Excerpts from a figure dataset

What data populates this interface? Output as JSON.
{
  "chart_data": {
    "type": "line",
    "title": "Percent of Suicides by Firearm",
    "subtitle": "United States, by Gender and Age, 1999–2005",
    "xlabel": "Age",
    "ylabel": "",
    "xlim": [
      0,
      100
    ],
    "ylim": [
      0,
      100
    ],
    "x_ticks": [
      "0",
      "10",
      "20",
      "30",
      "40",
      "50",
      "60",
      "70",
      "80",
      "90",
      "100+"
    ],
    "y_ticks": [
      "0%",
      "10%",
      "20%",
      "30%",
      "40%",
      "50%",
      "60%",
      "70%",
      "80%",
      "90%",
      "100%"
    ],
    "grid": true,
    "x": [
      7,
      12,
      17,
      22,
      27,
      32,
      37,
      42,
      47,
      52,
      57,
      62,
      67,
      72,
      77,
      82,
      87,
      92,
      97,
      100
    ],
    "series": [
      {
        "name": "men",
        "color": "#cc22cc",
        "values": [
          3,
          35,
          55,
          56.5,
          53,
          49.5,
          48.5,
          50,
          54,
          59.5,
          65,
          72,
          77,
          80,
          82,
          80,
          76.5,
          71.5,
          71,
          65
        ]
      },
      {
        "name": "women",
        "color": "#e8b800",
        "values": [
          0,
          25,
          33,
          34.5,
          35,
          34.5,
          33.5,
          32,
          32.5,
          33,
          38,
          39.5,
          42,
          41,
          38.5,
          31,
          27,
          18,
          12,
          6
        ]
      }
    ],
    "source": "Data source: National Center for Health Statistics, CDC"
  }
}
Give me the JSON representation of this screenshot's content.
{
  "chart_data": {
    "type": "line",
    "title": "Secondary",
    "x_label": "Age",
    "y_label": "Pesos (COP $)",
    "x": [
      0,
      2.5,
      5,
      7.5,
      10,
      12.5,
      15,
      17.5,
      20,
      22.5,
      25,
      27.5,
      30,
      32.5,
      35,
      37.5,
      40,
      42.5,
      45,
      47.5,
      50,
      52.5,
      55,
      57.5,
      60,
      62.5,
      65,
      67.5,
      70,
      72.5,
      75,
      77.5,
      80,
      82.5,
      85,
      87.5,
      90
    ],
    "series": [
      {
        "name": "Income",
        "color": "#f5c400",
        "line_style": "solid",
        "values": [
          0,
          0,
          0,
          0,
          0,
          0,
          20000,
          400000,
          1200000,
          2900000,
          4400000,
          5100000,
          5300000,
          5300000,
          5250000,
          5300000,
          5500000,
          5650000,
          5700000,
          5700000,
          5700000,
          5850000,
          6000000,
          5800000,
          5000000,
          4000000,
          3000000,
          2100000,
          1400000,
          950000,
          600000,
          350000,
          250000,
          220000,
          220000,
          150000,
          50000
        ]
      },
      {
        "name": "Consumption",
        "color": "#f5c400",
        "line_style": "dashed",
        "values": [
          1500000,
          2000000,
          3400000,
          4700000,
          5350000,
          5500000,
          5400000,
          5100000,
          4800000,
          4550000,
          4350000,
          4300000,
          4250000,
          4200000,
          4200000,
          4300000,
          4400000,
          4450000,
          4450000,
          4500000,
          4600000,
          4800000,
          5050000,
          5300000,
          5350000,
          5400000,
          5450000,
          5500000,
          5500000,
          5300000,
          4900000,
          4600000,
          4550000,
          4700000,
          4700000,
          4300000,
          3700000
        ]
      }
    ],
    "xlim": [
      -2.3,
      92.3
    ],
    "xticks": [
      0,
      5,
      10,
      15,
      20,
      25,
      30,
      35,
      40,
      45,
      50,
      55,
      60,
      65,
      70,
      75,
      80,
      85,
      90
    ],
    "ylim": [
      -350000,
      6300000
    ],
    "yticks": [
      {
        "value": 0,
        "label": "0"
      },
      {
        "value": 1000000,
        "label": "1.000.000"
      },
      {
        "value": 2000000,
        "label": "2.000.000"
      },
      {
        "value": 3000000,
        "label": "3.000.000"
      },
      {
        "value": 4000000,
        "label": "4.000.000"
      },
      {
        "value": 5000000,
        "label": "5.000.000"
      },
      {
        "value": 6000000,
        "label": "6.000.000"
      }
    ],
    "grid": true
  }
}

* _SHORT EXERCISE_:
Faithfully copy every entry, leaving nothing out.

* _WRITTEN SOLUTION_:
What data populates this interface? Output as JSON.
{
  "chart_data": {
    "type": "line",
    "title": "Percent of Suicides by Firearm",
    "subtitle": "United States, by Gender and Age, 1999–2005",
    "xlabel": "Age",
    "ylabel": "",
    "xlim": [
      0,
      100
    ],
    "ylim": [
      0,
      100
    ],
    "x_ticks": [
      "0",
      "10",
      "20",
      "30",
      "40",
      "50",
      "60",
      "70",
      "80",
      "90",
      "100+"
    ],
    "y_ticks": [
      "0%",
      "10%",
      "20%",
      "30%",
      "40%",
      "50%",
      "60%",
      "70%",
      "80%",
      "90%",
      "100%"
    ],
    "grid": true,
    "x": [
      7,
      12,
      17,
      22,
      27,
      32,
      37,
      42,
      47,
      52,
      57,
      62,
      67,
      72,
      77,
      82,
      87,
      92,
      97,
      100
    ],
    "series": [
      {
        "name": "men",
        "color": "#cc22cc",
        "values": [
          3,
          35,
          55,
          56.5,
          53,
          49.5,
          48.5,
          50,
          54,
          59.5,
          65,
          72,
          77,
          80,
          82,
          80,
          76.5,
          71.5,
          71,
          65
        ]
      },
      {
        "name": "women",
        "color": "#e8b800",
        "values": [
          0,
          25,
          33,
          34.5,
          35,
          34.5,
          33.5,
          32,
          32.5,
          33,
          38,
          39.5,
          42,
          41,
          38.5,
          31,
          27,
          18,
          12,
          6
        ]
      }
    ],
    "source": "Data source: National Center for Health Statistics, CDC"
  }
}
Give me the JSON representation of this screenshot's content.
{
  "chart_data": {
    "type": "line",
    "title": "Secondary",
    "x_label": "Age",
    "y_label": "Pesos (COP $)",
    "x": [
      0,
      2.5,
      5,
      7.5,
      10,
      12.5,
      15,
      17.5,
      20,
      22.5,
      25,
      27.5,
      30,
      32.5,
      35,
      37.5,
      40,
      42.5,
      45,
      47.5,
      50,
      52.5,
      55,
      57.5,
      60,
      62.5,
      65,
      67.5,
      70,
      72.5,
      75,
      77.5,
      80,
      82.5,
      85,
      87.5,
      90
    ],
    "series": [
      {
        "name": "Income",
        "color": "#f5c400",
        "line_style": "solid",
        "values": [
          0,
          0,
          0,
          0,
          0,
          0,
          20000,
          400000,
          1200000,
          2900000,
          4400000,
          5100000,
          5300000,
          5300000,
          5250000,
          5300000,
          5500000,
          5650000,
          5700000,
          5700000,
          5700000,
          5850000,
          6000000,
          5800000,
          5000000,
          4000000,
          3000000,
          2100000,
          1400000,
          950000,
          600000,
          350000,
          250000,
          220000,
          220000,
          150000,
          50000
        ]
      },
      {
        "name": "Consumption",
        "color": "#f5c400",
        "line_style": "dashed",
        "values": [
          1500000,
          2000000,
          3400000,
          4700000,
          5350000,
          5500000,
          5400000,
          5100000,
          4800000,
          4550000,
          4350000,
          4300000,
          4250000,
          4200000,
          4200000,
          4300000,
          4400000,
          4450000,
          4450000,
          4500000,
          4600000,
          4800000,
          5050000,
          5300000,
          5350000,
          5400000,
          5450000,
          5500000,
          5500000,
          5300000,
          4900000,
          4600000,
          4550000,
          4700000,
          4700000,
          4300000,
          3700000
        ]
      }
    ],
    "xlim": [
      -2.3,
      92.3
    ],
    "xticks": [
      0,
      5,
      10,
      15,
      20,
      25,
      30,
      35,
      40,
      45,
      50,
      55,
      60,
      65,
      70,
      75,
      80,
      85,
      90
    ],
    "ylim": [
      -350000,
      6300000
    ],
    "yticks": [
      {
        "value": 0,
        "label": "0"
      },
      {
        "value": 1000000,
        "label": "1.000.000"
      },
      {
        "value": 2000000,
        "label": "2.000.000"
      },
      {
        "value": 3000000,
        "label": "3.000.000"
      },
      {
        "value": 4000000,
        "label": "4.000.000"
      },
      {
        "value": 5000000,
        "label": "5.000.000"
      },
      {
        "value": 6000000,
        "label": "6.000.000"
      }
    ],
    "grid": true
  }
}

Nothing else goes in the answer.